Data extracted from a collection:
====
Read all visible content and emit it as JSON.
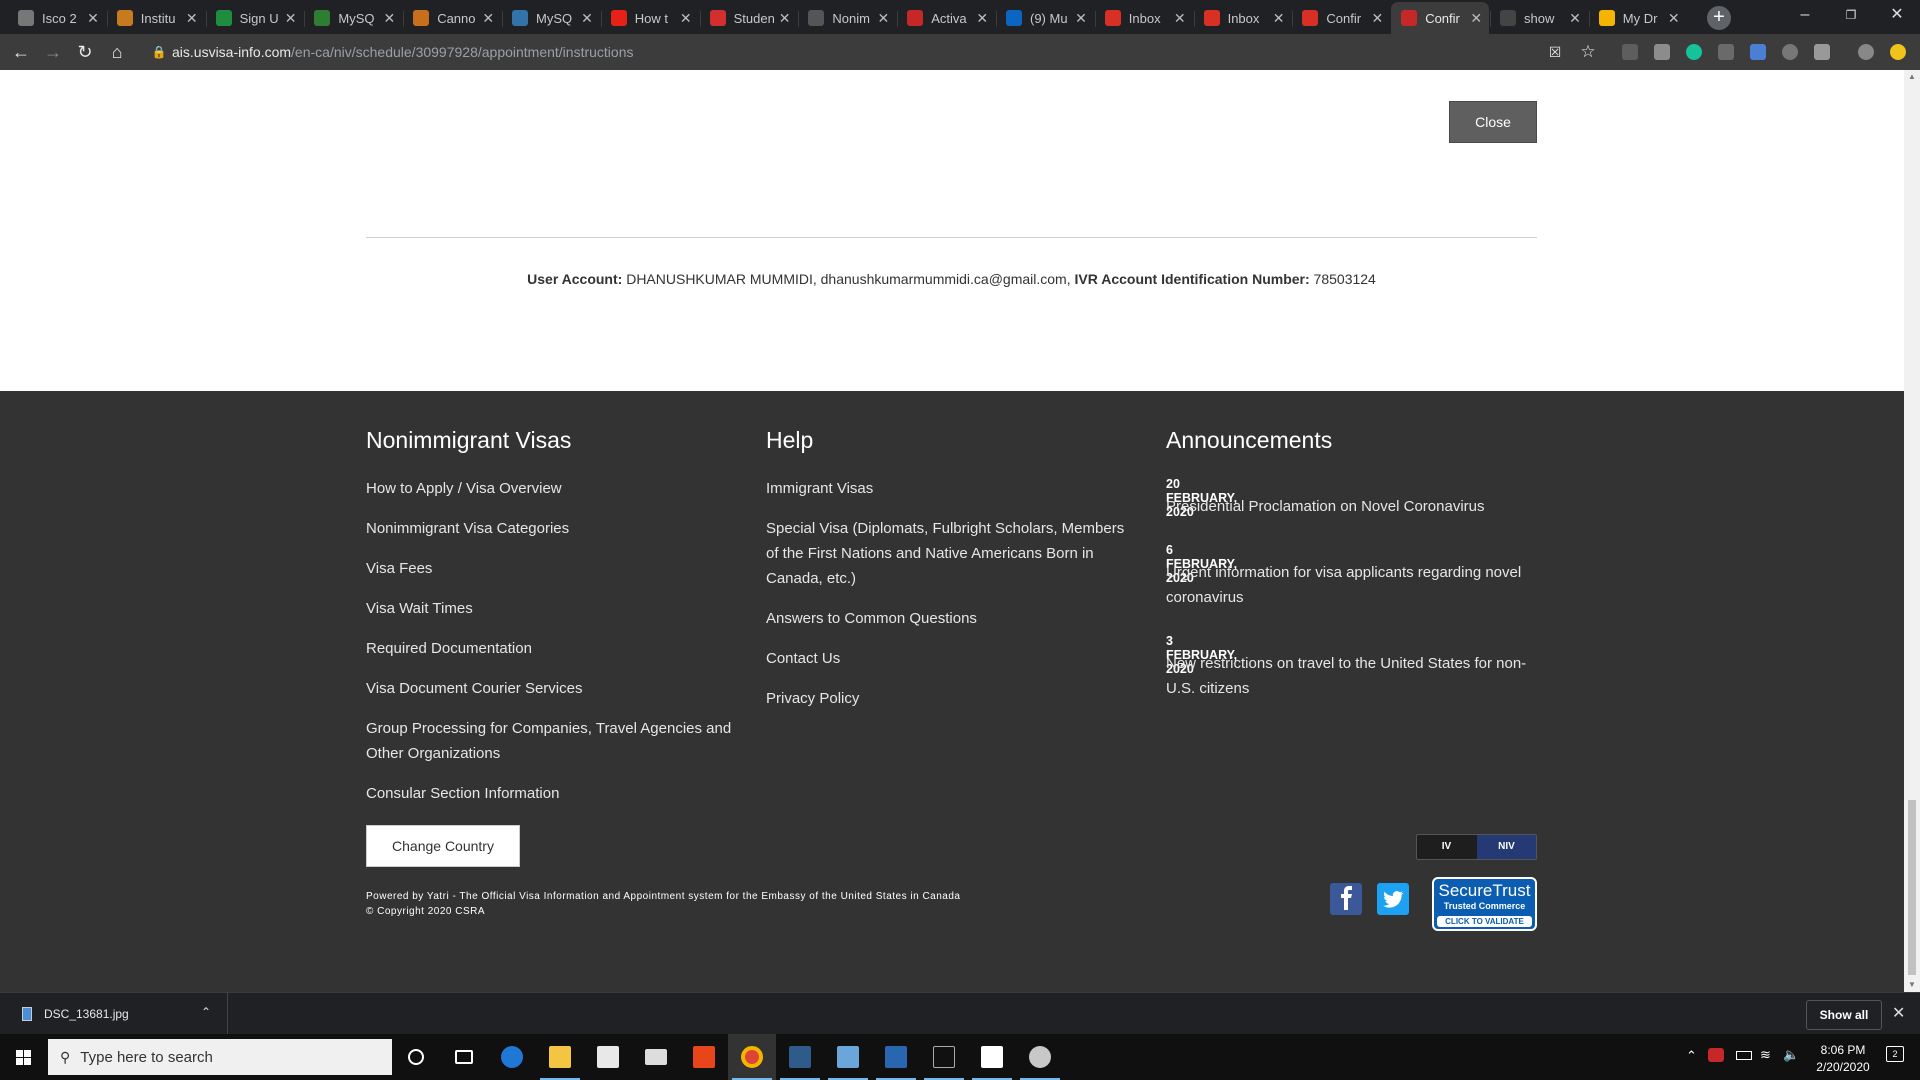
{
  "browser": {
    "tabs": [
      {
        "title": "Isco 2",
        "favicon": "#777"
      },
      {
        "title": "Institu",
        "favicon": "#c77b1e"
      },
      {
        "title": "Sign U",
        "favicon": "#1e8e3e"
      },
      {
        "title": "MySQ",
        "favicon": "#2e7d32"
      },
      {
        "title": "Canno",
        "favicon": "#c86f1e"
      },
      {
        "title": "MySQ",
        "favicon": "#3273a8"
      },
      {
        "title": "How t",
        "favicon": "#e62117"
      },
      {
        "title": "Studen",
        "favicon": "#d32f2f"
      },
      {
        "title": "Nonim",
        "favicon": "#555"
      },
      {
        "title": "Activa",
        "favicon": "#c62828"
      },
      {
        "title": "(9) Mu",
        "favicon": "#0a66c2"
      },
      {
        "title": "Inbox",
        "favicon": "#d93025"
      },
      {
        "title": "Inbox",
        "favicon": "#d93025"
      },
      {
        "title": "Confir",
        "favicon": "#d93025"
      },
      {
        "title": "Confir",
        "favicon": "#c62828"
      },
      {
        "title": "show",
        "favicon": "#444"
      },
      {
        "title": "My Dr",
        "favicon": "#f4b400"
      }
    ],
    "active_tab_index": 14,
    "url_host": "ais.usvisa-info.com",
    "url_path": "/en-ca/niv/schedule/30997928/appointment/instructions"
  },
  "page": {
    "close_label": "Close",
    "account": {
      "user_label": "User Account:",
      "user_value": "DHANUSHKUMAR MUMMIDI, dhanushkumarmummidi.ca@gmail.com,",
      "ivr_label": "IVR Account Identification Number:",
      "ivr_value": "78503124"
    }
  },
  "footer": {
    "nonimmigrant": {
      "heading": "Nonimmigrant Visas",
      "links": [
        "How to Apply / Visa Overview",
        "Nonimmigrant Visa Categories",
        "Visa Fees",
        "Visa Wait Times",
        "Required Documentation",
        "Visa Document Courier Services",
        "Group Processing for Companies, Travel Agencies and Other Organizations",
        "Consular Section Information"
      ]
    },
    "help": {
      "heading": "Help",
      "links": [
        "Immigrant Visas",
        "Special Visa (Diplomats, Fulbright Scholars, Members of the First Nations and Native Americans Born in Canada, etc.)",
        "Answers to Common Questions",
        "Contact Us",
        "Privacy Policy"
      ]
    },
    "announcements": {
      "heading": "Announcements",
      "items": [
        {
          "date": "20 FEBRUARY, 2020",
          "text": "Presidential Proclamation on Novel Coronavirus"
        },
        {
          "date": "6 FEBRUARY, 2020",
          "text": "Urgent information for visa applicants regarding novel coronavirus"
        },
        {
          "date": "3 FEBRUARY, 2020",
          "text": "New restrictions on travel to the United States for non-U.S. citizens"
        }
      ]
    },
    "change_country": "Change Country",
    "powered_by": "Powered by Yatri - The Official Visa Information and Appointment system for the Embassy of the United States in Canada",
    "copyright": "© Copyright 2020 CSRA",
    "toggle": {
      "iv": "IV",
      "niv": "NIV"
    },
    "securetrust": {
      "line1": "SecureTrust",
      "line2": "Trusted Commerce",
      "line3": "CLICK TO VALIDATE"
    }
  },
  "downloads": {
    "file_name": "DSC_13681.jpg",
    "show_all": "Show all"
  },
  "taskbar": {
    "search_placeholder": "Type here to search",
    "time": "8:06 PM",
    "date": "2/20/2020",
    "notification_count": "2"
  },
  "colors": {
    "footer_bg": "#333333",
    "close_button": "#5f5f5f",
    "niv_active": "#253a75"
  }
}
====
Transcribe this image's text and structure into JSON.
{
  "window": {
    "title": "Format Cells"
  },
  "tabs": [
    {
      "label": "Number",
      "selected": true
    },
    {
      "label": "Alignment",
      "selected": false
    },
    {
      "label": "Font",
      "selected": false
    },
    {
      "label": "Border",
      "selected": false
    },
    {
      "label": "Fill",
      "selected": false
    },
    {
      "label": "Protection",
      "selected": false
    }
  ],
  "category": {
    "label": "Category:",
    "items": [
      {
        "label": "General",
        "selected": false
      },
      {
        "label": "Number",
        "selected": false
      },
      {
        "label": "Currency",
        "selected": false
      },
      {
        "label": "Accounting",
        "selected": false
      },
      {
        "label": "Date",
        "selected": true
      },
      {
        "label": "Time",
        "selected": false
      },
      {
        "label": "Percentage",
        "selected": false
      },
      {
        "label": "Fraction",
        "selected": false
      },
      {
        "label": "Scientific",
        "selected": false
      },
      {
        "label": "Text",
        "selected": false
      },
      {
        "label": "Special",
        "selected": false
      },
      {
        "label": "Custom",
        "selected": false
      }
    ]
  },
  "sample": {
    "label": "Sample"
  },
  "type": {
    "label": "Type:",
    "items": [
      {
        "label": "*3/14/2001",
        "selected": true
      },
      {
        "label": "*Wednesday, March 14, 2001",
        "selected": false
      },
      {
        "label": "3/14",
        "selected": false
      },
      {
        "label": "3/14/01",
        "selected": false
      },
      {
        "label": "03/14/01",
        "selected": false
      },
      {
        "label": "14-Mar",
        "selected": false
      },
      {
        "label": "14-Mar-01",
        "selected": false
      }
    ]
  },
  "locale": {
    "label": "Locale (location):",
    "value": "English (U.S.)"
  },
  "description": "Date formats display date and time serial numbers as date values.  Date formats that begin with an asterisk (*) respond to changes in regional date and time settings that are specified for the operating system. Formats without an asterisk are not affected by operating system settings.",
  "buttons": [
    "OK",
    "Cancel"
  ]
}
====
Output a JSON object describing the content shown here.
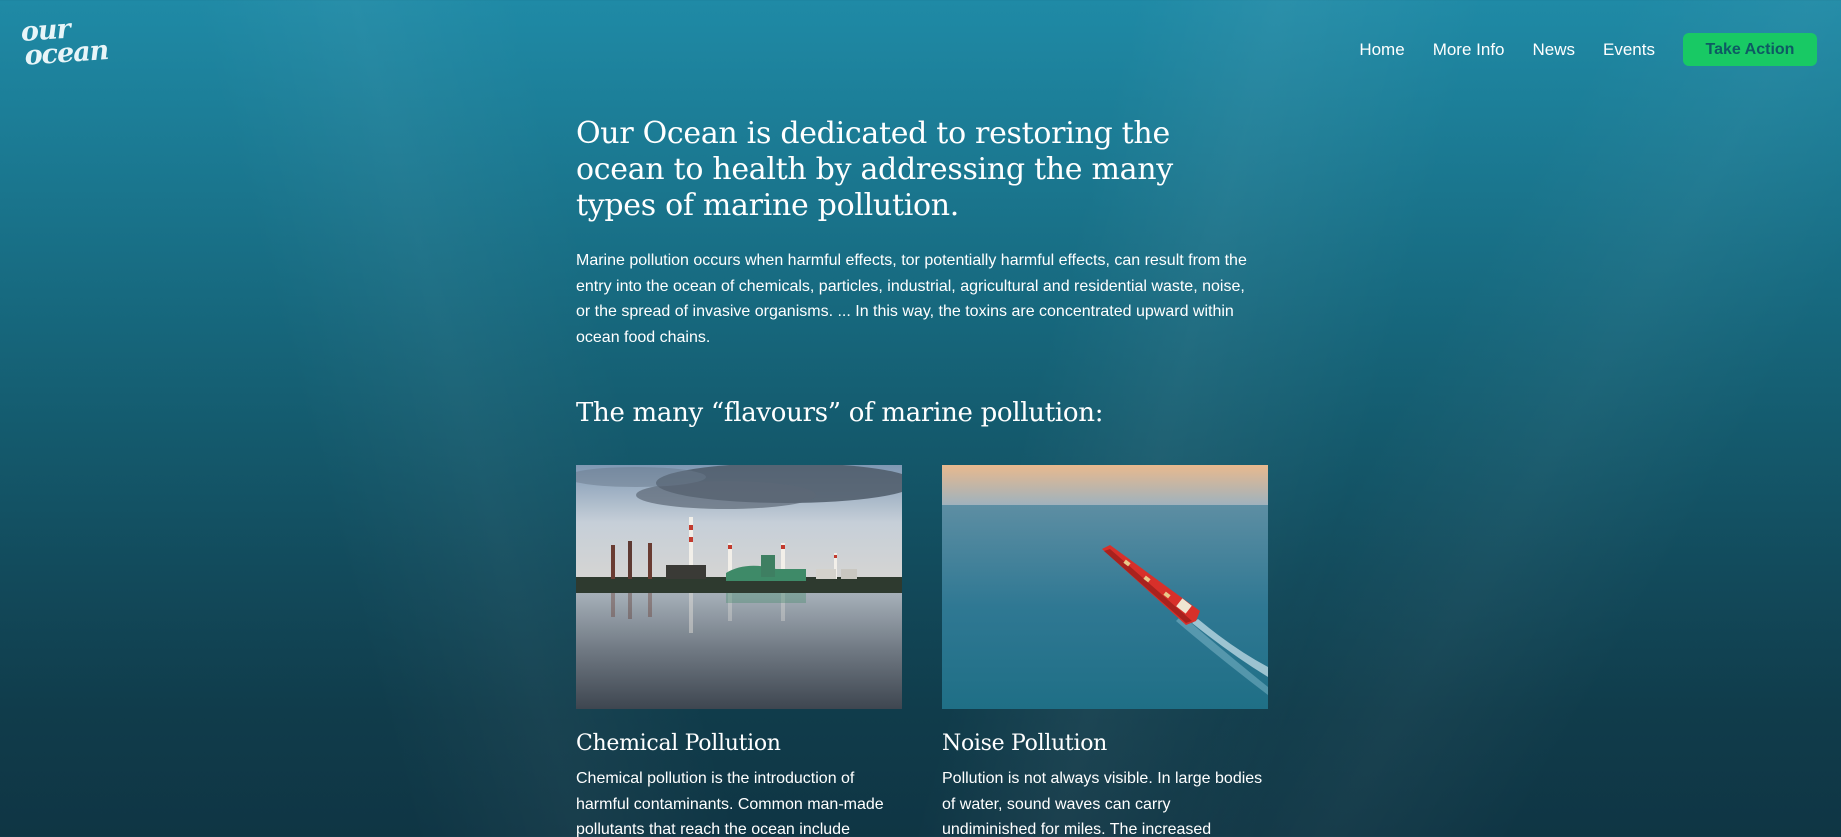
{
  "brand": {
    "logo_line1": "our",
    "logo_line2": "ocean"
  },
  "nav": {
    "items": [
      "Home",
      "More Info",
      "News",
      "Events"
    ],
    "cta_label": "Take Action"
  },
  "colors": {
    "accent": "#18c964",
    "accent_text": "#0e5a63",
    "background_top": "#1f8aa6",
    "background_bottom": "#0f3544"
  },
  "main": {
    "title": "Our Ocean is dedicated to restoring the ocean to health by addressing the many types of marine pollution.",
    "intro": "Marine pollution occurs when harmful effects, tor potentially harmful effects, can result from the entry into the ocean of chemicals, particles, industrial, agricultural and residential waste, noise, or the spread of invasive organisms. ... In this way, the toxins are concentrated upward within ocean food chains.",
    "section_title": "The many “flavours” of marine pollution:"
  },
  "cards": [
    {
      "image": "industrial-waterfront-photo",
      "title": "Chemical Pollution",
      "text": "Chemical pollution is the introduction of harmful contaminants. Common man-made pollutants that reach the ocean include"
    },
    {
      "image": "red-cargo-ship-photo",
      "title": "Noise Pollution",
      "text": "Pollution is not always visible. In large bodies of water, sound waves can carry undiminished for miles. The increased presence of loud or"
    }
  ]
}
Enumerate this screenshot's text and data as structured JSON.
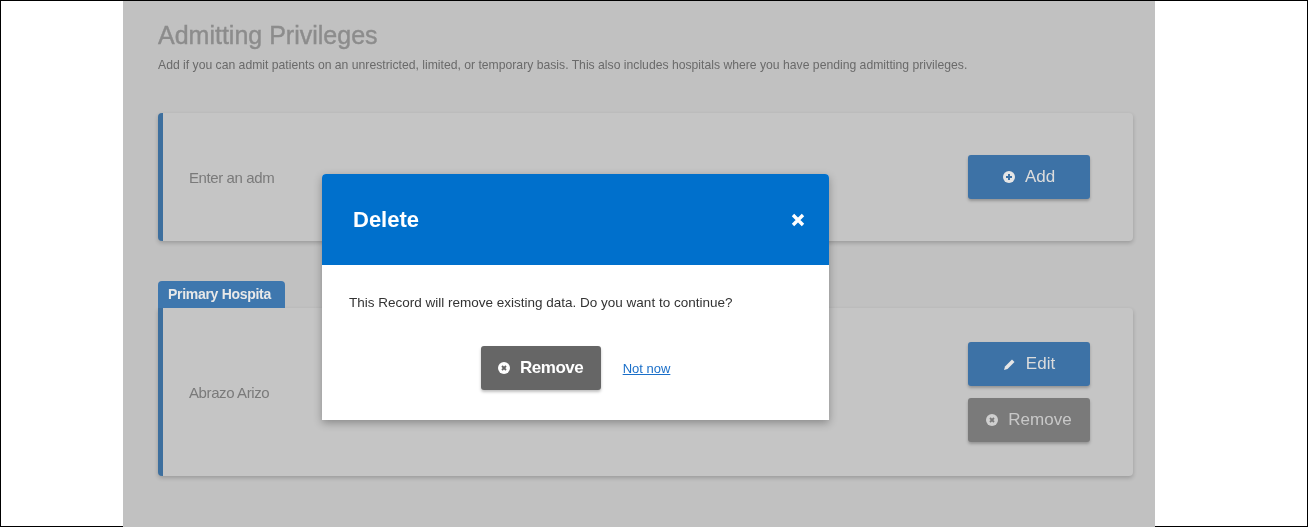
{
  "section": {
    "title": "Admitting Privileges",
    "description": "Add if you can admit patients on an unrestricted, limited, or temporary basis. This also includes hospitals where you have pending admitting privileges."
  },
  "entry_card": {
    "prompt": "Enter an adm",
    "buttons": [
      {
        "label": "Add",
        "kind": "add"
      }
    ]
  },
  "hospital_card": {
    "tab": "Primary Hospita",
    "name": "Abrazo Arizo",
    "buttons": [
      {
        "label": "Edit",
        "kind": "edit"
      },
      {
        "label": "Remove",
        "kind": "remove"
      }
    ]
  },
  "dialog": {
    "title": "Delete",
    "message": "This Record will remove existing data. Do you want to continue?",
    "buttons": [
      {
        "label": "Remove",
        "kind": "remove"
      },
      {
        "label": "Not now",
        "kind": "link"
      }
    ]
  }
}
====
Task prompt: Counting only lines with the word "JSON" in them, say how many there are in the entries above, with no other words.

Response for this exercise: 4